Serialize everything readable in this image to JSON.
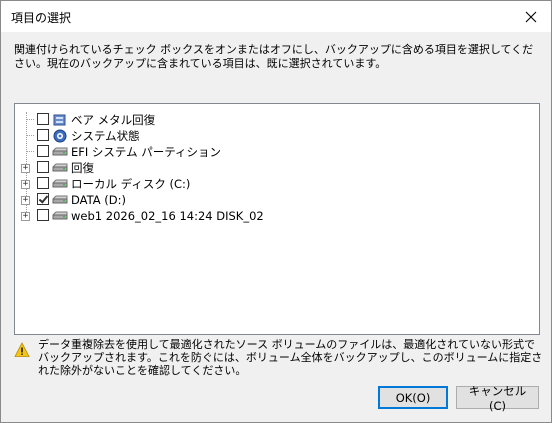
{
  "window": {
    "title": "項目の選択"
  },
  "description": "関連付けられているチェック ボックスをオンまたはオフにし、バックアップに含める項目を選択してください。現在のバックアップに含まれている項目は、既に選択されています。",
  "tree": {
    "items": [
      {
        "label": "ベア メタル回復",
        "checked": false,
        "expander": ""
      },
      {
        "label": "システム状態",
        "checked": false,
        "expander": ""
      },
      {
        "label": "EFI システム パーティション",
        "checked": false,
        "expander": ""
      },
      {
        "label": "回復",
        "checked": false,
        "expander": "+"
      },
      {
        "label": "ローカル ディスク (C:)",
        "checked": false,
        "expander": "+"
      },
      {
        "label": "DATA (D:)",
        "checked": true,
        "expander": "+"
      },
      {
        "label": "web1 2026_02_16 14:24 DISK_02",
        "checked": false,
        "expander": "+"
      }
    ]
  },
  "note": "データ重複除去を使用して最適化されたソース ボリュームのファイルは、最適化されていない形式でバックアップされます。これを防ぐには、ボリューム全体をバックアップし、このボリュームに指定された除外がないことを確認してください。",
  "buttons": {
    "ok": "OK(O)",
    "cancel": "キャンセル(C)"
  },
  "colors": {
    "accent": "#0078d7",
    "warning": "#f5c518"
  }
}
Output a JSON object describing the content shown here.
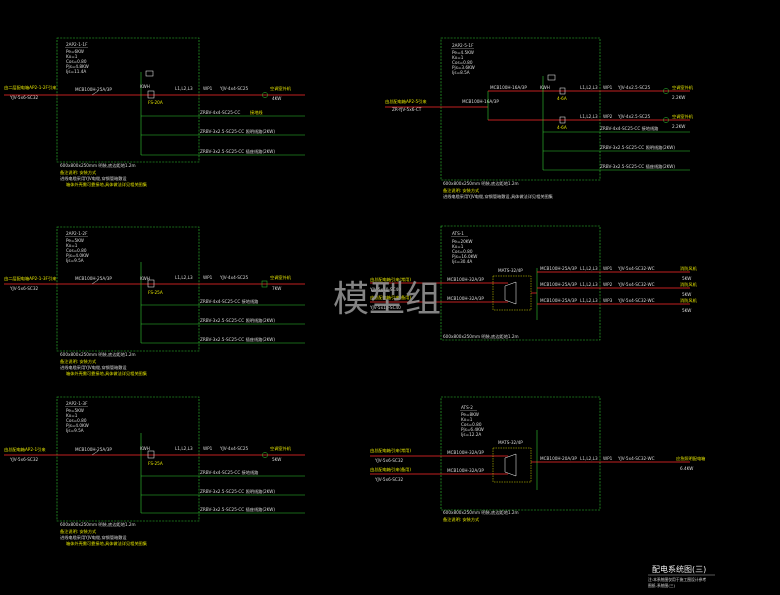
{
  "watermark": "模型组",
  "drawing_title": "配电系统图(三)",
  "drawing_notes": [
    "注:本系统图仅用于施工图设计参考",
    "图纸-系统图(三)"
  ],
  "colors": {
    "background": "#000000",
    "frame": "#33cc33",
    "busbar": "#ff2b2b",
    "text": "#dcdcdc",
    "yellow_text": "#e6e600"
  },
  "panels": {
    "p1": {
      "name": "2AP2-1-1F",
      "params": [
        "Pe=6KW",
        "Kx=1",
        "Cos=0.80",
        "Pjs=4.8KW",
        "Ijs=11.4A"
      ],
      "incoming_label": "由二层配电箱AP2-1-2F引来",
      "incoming_cable": "YJV-5x6-SC32",
      "main_breaker": "MCB100H-25A/3P",
      "meter": "KWH",
      "ct": "CT 25/5A",
      "fuse": "FS-20A",
      "outgoing": [
        {
          "breaker": "L1,L2,L3",
          "circuit": "WP1",
          "cable": "YJV-4x4-SC25",
          "load": "空调室外机",
          "kw": "4KW"
        },
        {
          "breaker": "",
          "circuit": "",
          "cable": "ZRBV-4x4-SC25-CC",
          "load": "接地线",
          "kw": ""
        },
        {
          "breaker": "",
          "circuit": "",
          "cable": "ZRBV-3x2.5-SC25-CC 照明线路(2KW)",
          "load": "",
          "kw": ""
        },
        {
          "breaker": "",
          "circuit": "",
          "cable": "ZRBV-3x2.5-SC25-CC 插座线路(2KW)",
          "load": "",
          "kw": ""
        }
      ],
      "enclosure": "600x800x250mm 明装,底边距地1.2m",
      "notes": [
        "备注说明: 安装方式",
        "进线电缆采用YJV电缆,穿钢管暗敷设",
        "箱体外壳需可靠接地,具体做法详见相关图集"
      ]
    },
    "p2": {
      "name": "2AP2-1-2F",
      "params": [
        "Pe=5KW",
        "Kx=1",
        "Cos=0.80",
        "Pjs=4.0KW",
        "Ijs=9.5A"
      ],
      "incoming_label": "由二层配电箱AP2-1-3F引来",
      "incoming_cable": "YJV-5x6-SC32",
      "main_breaker": "MCB100H-25A/3P",
      "meter": "KWH",
      "fuse": "FS-25A",
      "outgoing": [
        {
          "breaker": "L1,L2,L3",
          "circuit": "WP1",
          "cable": "YJV-4x4-SC25",
          "load": "空调室外机",
          "kw": "7KW"
        },
        {
          "breaker": "",
          "circuit": "",
          "cable": "ZRBV-4x4-SC25-CC 接地线路",
          "load": "",
          "kw": ""
        },
        {
          "breaker": "",
          "circuit": "",
          "cable": "ZRBV-3x2.5-SC25-CC 照明线路(2KW)",
          "load": "",
          "kw": ""
        },
        {
          "breaker": "",
          "circuit": "",
          "cable": "ZRBV-3x2.5-SC25-CC 插座线路(2KW)",
          "load": "",
          "kw": ""
        }
      ],
      "enclosure": "600x800x250mm 明装,底边距地1.2m",
      "notes": [
        "备注说明: 安装方式",
        "进线电缆采用YJV电缆,穿钢管暗敷设",
        "箱体外壳需可靠接地,具体做法详见相关图集"
      ]
    },
    "p3": {
      "name": "2AP2-1-3F",
      "params": [
        "Pe=5KW",
        "Kx=1",
        "Cos=0.80",
        "Pjs=4.0KW",
        "Ijs=9.5A"
      ],
      "incoming_label": "由总配电箱AP2-1引来",
      "incoming_cable": "YJV-5x6-SC32",
      "main_breaker": "MCB100H-25A/3P",
      "meter": "KWH",
      "fuse": "FS-25A",
      "outgoing": [
        {
          "breaker": "L1,L2,L3",
          "circuit": "WP1",
          "cable": "YJV-4x4-SC25",
          "load": "空调室外机",
          "kw": "5KW"
        },
        {
          "breaker": "",
          "circuit": "",
          "cable": "ZRBV-4x4-SC25-CC 接地线路",
          "load": "",
          "kw": ""
        },
        {
          "breaker": "",
          "circuit": "",
          "cable": "ZRBV-3x2.5-SC25-CC 照明线路(2KW)",
          "load": "",
          "kw": ""
        },
        {
          "breaker": "",
          "circuit": "",
          "cable": "ZRBV-3x2.5-SC25-CC 插座线路(2KW)",
          "load": "",
          "kw": ""
        }
      ],
      "enclosure": "600x800x250mm 明装,底边距地1.2m",
      "notes": [
        "备注说明: 安装方式",
        "进线电缆采用YJV电缆,穿钢管暗敷设",
        "箱体外壳需可靠接地,具体做法详见相关图集"
      ]
    },
    "p4": {
      "name": "2AP2-5-1F",
      "params": [
        "Pe=4.5KW",
        "Kx=1",
        "Cos=0.80",
        "Pjs=3.6KW",
        "Ijs=8.5A"
      ],
      "incoming_label": "由总配电箱AP2-5引来",
      "incoming_cable": "ZR-YJV-5x6-CT",
      "main_breaker": "MCB100H-16A/3P",
      "second_breaker": "MCB100H-16A/3P",
      "meter": "KWH",
      "ct_labels": [
        "4-6A",
        "4-6A"
      ],
      "outgoing": [
        {
          "breaker": "L1,L2,L3",
          "circuit": "WP1",
          "cable": "YJV-4x2.5-SC25",
          "load": "空调室外机",
          "kw": "2.2KW"
        },
        {
          "breaker": "L1,L2,L3",
          "circuit": "WP2",
          "cable": "YJV-4x2.5-SC25",
          "load": "空调室外机",
          "kw": "2.2KW"
        },
        {
          "breaker": "",
          "circuit": "",
          "cable": "ZRBV-4x4-SC25-CC 接地线路",
          "load": "",
          "kw": ""
        },
        {
          "breaker": "",
          "circuit": "",
          "cable": "ZRBV-3x2.5-SC25-CC 照明线路(2KW)",
          "load": "",
          "kw": ""
        },
        {
          "breaker": "",
          "circuit": "",
          "cable": "ZRBV-3x2.5-SC25-CC 插座线路(2KW)",
          "load": "",
          "kw": ""
        }
      ],
      "enclosure": "600x800x250mm 明装,底边距地1.2m",
      "notes": [
        "备注说明: 安装方式",
        "进线电缆采用YJV电缆,穿钢管暗敷设,具体做法详见相关图集"
      ]
    },
    "p5": {
      "name": "ATS-1",
      "params": [
        "Pe=20KW",
        "Kx=1",
        "Cos=0.80",
        "Pjs=16.0KW",
        "Ijs=30.4A"
      ],
      "incoming": [
        {
          "label": "由总配电箱引来(常用)",
          "cable": "YJV-5x10-SC40"
        },
        {
          "label": "由总配电箱引来(备用)",
          "cable": "YJV-5x10-SC40"
        }
      ],
      "ats_label": "MATS-32/4P",
      "in_breakers": [
        "MCB100H-32A/3P",
        "MCB100H-32A/3P"
      ],
      "outgoing": [
        {
          "breaker": "MCB100H-25A/3P",
          "phase": "L1,L2,L3",
          "circuit": "WP1",
          "cable": "YJV-5x4-SC32-WC",
          "load": "消防风机",
          "kw": "5KW"
        },
        {
          "breaker": "MCB100H-25A/3P",
          "phase": "L1,L2,L3",
          "circuit": "WP2",
          "cable": "YJV-5x4-SC32-WC",
          "load": "消防风机",
          "kw": "5KW"
        },
        {
          "breaker": "MCB100H-25A/3P",
          "phase": "L1,L2,L3",
          "circuit": "WP3",
          "cable": "YJV-5x4-SC32-WC",
          "load": "消防风机",
          "kw": "5KW"
        }
      ],
      "enclosure": "600x800x250mm 明装,底边距地1.2m"
    },
    "p6": {
      "name": "ATS-2",
      "params": [
        "Pe=8KW",
        "Kx=1",
        "Cos=0.80",
        "Pjs=6.4KW",
        "Ijs=12.2A"
      ],
      "incoming": [
        {
          "label": "由总配电箱引来(常用)",
          "cable": "YJV-5x6-SC32"
        },
        {
          "label": "由总配电箱引来(备用)",
          "cable": "YJV-5x6-SC32"
        }
      ],
      "ats_label": "MATS-32/4P",
      "in_breakers": [
        "MCB100H-32A/3P",
        "MCB100H-32A/3P"
      ],
      "outgoing": [
        {
          "breaker": "MCB100H-20A/3P",
          "phase": "L1,L2,L3",
          "circuit": "WP1",
          "cable": "YJV-5x4-SC32-WC",
          "load": "应急照明配电箱",
          "kw": "6.4KW"
        }
      ],
      "enclosure": "600x800x250mm 明装,底边距地1.2m",
      "notes": [
        "备注说明: 安装方式"
      ]
    }
  }
}
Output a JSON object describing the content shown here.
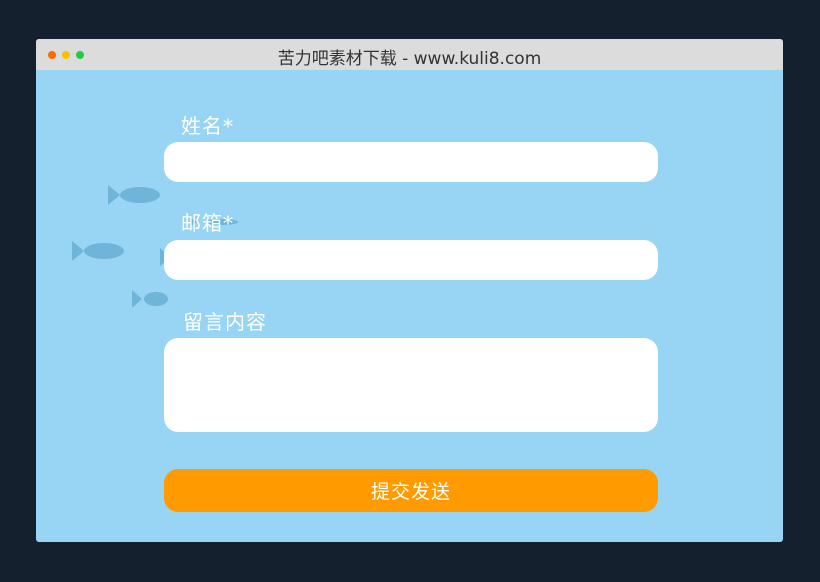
{
  "window": {
    "title": "苦力吧素材下载 - www.kuli8.com",
    "dot_colors": [
      "#ff6b00",
      "#f7c100",
      "#27c93f"
    ]
  },
  "form": {
    "name_label": "姓名*",
    "email_label": "邮箱*",
    "message_label": "留言内容",
    "name_value": "",
    "email_value": "",
    "message_value": "",
    "submit_label": "提交发送"
  },
  "decor": {
    "fish_icon": "fish-icon",
    "fish_color": "#6fb4d9"
  }
}
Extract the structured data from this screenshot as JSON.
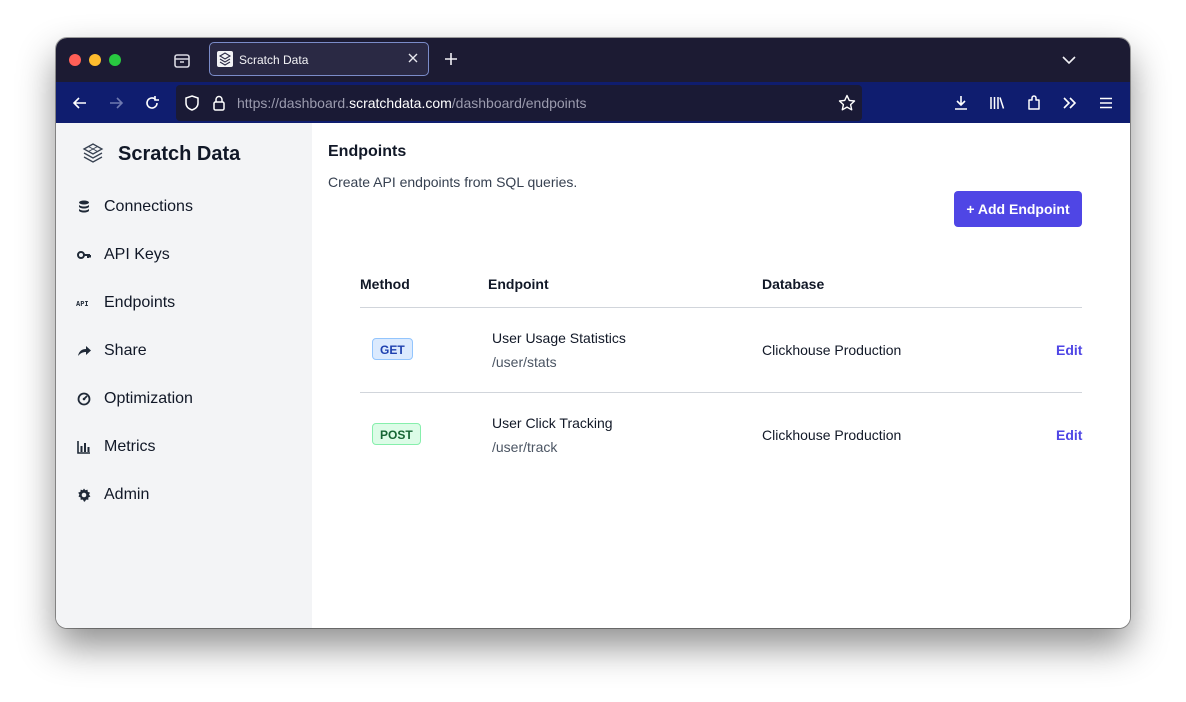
{
  "browser": {
    "tab_title": "Scratch Data",
    "url": {
      "prefix": "https://dashboard.",
      "domain": "scratchdata.com",
      "path": "/dashboard/endpoints"
    }
  },
  "sidebar": {
    "brand": "Scratch Data",
    "items": [
      {
        "label": "Connections",
        "icon": "database-icon"
      },
      {
        "label": "API Keys",
        "icon": "key-icon"
      },
      {
        "label": "Endpoints",
        "icon": "api-icon"
      },
      {
        "label": "Share",
        "icon": "share-arrow-icon"
      },
      {
        "label": "Optimization",
        "icon": "gauge-icon"
      },
      {
        "label": "Metrics",
        "icon": "bar-chart-icon"
      },
      {
        "label": "Admin",
        "icon": "gear-icon"
      }
    ]
  },
  "main": {
    "title": "Endpoints",
    "subtitle": "Create API endpoints from SQL queries.",
    "add_button": "+ Add Endpoint",
    "table": {
      "headers": {
        "method": "Method",
        "endpoint": "Endpoint",
        "database": "Database"
      },
      "rows": [
        {
          "method": "GET",
          "name": "User Usage Statistics",
          "path": "/user/stats",
          "database": "Clickhouse Production",
          "action": "Edit"
        },
        {
          "method": "POST",
          "name": "User Click Tracking",
          "path": "/user/track",
          "database": "Clickhouse Production",
          "action": "Edit"
        }
      ]
    }
  },
  "colors": {
    "accent": "#4f46e5",
    "tab_strip": "#1c1b33",
    "nav_bar": "#0f1d6f",
    "sidebar_bg": "#f3f4f6"
  }
}
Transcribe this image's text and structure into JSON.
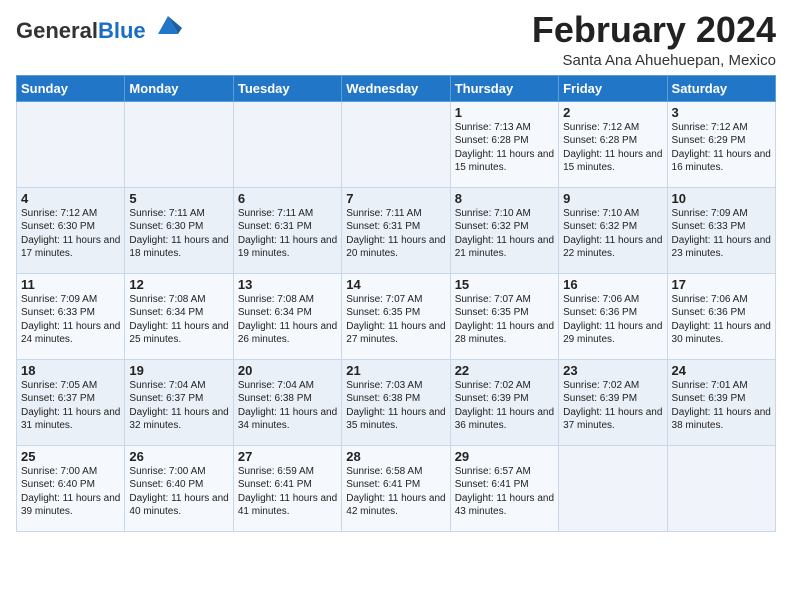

______

*Required task*: Check every line of the data, and copy the ones that contain "this".

*Correct answer*:
Serialize everything readable in this image to JSON.
Extract the structured data from this screenshot as JSON.
Transcribe this image's text and structure into JSON.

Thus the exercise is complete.